Task to carry out:
The data below is to be returned in full and exactly.

Data rows:
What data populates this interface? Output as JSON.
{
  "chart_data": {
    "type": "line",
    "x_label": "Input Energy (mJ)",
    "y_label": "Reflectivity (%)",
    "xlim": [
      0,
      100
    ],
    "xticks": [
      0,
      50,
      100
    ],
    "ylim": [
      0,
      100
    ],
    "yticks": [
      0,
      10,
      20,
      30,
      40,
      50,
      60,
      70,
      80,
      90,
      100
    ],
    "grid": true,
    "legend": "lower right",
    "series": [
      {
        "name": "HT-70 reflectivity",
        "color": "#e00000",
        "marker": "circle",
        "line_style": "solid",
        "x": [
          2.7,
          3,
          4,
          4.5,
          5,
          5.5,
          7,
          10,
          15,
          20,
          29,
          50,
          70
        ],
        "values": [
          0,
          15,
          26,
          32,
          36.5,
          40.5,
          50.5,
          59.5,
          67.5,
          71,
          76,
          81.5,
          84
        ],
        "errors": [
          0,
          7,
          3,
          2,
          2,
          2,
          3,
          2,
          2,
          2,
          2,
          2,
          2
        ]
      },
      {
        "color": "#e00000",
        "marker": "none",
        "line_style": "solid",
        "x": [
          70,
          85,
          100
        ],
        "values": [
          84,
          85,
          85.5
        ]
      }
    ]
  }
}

The result:
What data populates this interface? Output as JSON.
{
  "chart_data": {
    "type": "line",
    "x_label": "Input Energy (mJ)",
    "y_label": "Reflectivity (%)",
    "xlim": [
      0,
      100
    ],
    "xticks": [
      0,
      50,
      100
    ],
    "ylim": [
      0,
      100
    ],
    "yticks": [
      0,
      10,
      20,
      30,
      40,
      50,
      60,
      70,
      80,
      90,
      100
    ],
    "grid": true,
    "legend": "lower right",
    "series": [
      {
        "name": "HT-70 reflectivity",
        "color": "#e00000",
        "marker": "circle",
        "line_style": "solid",
        "x": [
          2.7,
          3,
          4,
          4.5,
          5,
          5.5,
          7,
          10,
          15,
          20,
          29,
          50,
          70
        ],
        "values": [
          0,
          15,
          26,
          32,
          36.5,
          40.5,
          50.5,
          59.5,
          67.5,
          71,
          76,
          81.5,
          84
        ],
        "errors": [
          0,
          7,
          3,
          2,
          2,
          2,
          3,
          2,
          2,
          2,
          2,
          2,
          2
        ]
      },
      {
        "color": "#e00000",
        "marker": "none",
        "line_style": "solid",
        "x": [
          70,
          85,
          100
        ],
        "values": [
          84,
          85,
          85.5
        ]
      }
    ]
  }
}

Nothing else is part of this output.